ENTRIES SUPPLIED:

■ ■ ■ ■ ■

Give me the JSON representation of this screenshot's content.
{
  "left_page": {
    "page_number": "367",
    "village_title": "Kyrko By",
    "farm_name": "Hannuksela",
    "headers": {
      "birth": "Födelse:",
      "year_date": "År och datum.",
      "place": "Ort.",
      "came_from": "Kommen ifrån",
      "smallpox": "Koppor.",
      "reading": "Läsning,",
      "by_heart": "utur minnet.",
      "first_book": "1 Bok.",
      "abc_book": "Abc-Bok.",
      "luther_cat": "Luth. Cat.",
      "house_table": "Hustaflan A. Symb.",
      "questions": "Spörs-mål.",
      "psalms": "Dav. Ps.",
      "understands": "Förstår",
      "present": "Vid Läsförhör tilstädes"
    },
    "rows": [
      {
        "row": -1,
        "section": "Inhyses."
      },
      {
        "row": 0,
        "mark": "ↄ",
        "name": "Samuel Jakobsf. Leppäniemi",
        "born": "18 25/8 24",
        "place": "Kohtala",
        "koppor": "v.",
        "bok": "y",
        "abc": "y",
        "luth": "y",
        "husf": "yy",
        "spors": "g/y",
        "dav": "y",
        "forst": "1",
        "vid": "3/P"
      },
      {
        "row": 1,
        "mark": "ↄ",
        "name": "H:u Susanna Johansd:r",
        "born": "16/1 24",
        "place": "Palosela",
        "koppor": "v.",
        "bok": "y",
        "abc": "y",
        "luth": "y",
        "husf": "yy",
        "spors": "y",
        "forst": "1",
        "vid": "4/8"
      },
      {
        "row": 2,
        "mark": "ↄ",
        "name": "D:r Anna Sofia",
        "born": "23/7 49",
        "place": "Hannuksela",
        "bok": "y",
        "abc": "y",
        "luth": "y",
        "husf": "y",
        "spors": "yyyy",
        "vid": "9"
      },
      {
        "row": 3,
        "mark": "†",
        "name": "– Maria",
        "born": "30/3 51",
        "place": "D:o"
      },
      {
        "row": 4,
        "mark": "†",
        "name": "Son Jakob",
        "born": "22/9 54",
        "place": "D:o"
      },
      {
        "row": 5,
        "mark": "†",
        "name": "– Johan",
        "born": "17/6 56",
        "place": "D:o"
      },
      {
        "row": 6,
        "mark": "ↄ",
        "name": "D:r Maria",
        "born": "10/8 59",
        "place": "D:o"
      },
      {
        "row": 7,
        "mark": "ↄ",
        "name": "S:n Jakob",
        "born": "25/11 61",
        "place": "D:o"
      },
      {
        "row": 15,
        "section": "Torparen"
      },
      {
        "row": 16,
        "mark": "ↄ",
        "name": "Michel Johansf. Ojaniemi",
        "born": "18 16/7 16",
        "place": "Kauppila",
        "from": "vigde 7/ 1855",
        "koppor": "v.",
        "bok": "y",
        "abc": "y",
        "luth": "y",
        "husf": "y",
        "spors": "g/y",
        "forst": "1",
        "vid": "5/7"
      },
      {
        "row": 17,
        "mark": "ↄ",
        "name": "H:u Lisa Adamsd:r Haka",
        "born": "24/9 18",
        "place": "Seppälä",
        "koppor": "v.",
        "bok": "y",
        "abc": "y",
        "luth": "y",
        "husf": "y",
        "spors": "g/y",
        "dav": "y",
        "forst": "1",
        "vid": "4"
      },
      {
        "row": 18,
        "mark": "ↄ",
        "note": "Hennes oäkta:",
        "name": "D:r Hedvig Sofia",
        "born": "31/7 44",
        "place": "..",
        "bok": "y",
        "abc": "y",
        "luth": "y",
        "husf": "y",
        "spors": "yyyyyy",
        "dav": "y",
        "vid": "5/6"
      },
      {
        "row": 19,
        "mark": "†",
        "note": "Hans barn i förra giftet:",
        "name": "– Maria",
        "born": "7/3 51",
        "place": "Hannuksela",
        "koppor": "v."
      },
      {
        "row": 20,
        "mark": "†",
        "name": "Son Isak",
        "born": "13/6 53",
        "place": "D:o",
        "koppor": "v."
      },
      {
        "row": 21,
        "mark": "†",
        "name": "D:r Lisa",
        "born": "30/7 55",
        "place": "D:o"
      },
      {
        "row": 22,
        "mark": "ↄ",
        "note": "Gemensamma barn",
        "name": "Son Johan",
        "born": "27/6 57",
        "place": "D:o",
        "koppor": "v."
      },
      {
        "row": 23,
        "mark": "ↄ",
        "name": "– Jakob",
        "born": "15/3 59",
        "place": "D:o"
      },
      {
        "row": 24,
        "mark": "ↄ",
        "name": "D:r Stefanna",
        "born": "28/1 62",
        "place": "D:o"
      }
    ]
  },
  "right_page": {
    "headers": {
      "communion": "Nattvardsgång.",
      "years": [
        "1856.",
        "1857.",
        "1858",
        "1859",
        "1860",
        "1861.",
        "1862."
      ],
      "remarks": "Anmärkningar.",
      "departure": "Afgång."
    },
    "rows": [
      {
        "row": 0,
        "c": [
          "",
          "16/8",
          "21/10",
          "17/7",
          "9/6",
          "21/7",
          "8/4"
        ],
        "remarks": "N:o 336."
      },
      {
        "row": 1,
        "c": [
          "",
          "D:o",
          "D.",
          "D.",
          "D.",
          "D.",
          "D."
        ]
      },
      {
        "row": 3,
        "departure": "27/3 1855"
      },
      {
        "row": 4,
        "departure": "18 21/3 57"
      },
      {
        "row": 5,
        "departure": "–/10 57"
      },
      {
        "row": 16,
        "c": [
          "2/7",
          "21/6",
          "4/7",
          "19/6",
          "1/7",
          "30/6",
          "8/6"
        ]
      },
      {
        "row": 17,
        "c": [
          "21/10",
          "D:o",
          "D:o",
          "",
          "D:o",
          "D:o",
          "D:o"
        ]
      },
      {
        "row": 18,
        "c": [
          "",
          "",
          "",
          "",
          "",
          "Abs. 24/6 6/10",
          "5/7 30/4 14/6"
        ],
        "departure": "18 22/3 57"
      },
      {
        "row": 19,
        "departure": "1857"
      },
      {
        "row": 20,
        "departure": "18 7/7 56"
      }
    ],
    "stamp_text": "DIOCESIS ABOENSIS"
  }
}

■ ■ ■ ■ ■

PROBLEM:
Identify the lines that contain the string "departure", and copy every one of them.

COMPLETED EXERCISE:
      "departure": "Afgång."
        "departure": "27/3 1855"
        "departure": "18 21/3 57"
        "departure": "–/10 57"
        "departure": "18 22/3 57"
        "departure": "1857"
        "departure": "18 7/7 56"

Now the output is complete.